• [TASKS FOR THIS EXERCISE]
1. List every company or party named in the passage on the first sale doctrine.
2. Answer these from the passage on the first sale doctrine:
(a) When does a producer's right to control distribution of its trademarked product end?
(b) Which exception does Delta say TDM's conduct falls under?
(c) Which court decided the Sebastian Int'l case, and in what year?
3. Condense the paragraph in the first sale doctrine passage that opens "Under the first sale doctrine" into two short sentences, keeping its main facts.

• [PASSAGE GIVEN]
## BEGIN
Under the first sale doctrine, the right of a producer to control the distribution of its trademarked
product terminates after the first sale of the product, unless one of several well-defined exceptions
to the first sale doctrine applies. Id. at 818. (quoting Sebastian Int’l, Inc. v. Longs Drug Stores Corp., 53
F.3d 1073, 1074 (9th Cir. 1995)). Thus, under the first sale doctrine the buyer of a trademarked
product may resell that product under the original mark without incurring liability for trademark
infringement or unfair competition
Delta argues that the first sale doctrine does not apply here because TDM’s conduct falls
within the sponsorship exception to the first sale doctrine. Under the sponsorship exception, the
first sale doctrine’s protections do not extend to resellers who use other entities’ trademarks to give
the false impression that they are favored or authorized dealers for a product. Australian Gold, Inc. v.
## END
• [DATASET CONTENT]
## BEGIN
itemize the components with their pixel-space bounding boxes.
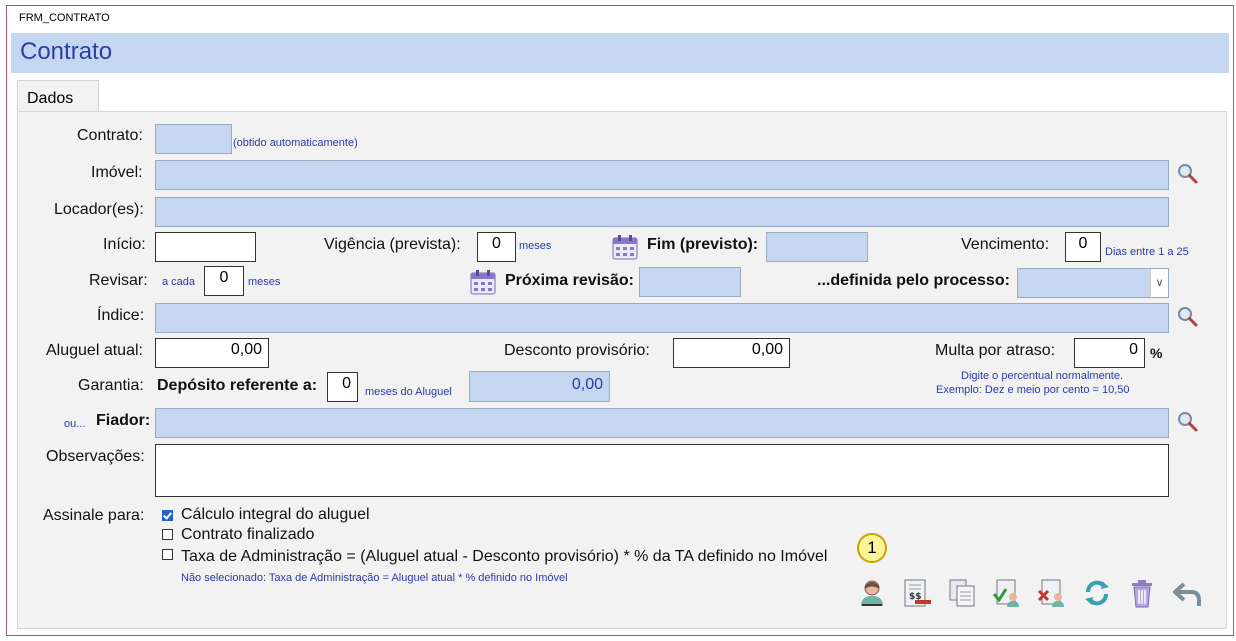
## END
• [THE REPLIES]
1. Sebastian Int'l, Inc.; Longs Drug Stores Corp.; Delta; TDM; Australian Gold, Inc.

2.
(a) After the first sale of the product, unless one of several well-defined exceptions applies.
(b) The sponsorship exception.
(c) The 9th Circuit, in 1995.

3. A producer's right to control distribution of its trademarked product ends after the product's first sale, unless a well-defined exception applies (Sebastian Int'l, Inc. v. Longs Drug Stores Corp., 9th Cir. 1995). A buyer may therefore resell the product under the original mark without liability for trademark infringement or unfair competition.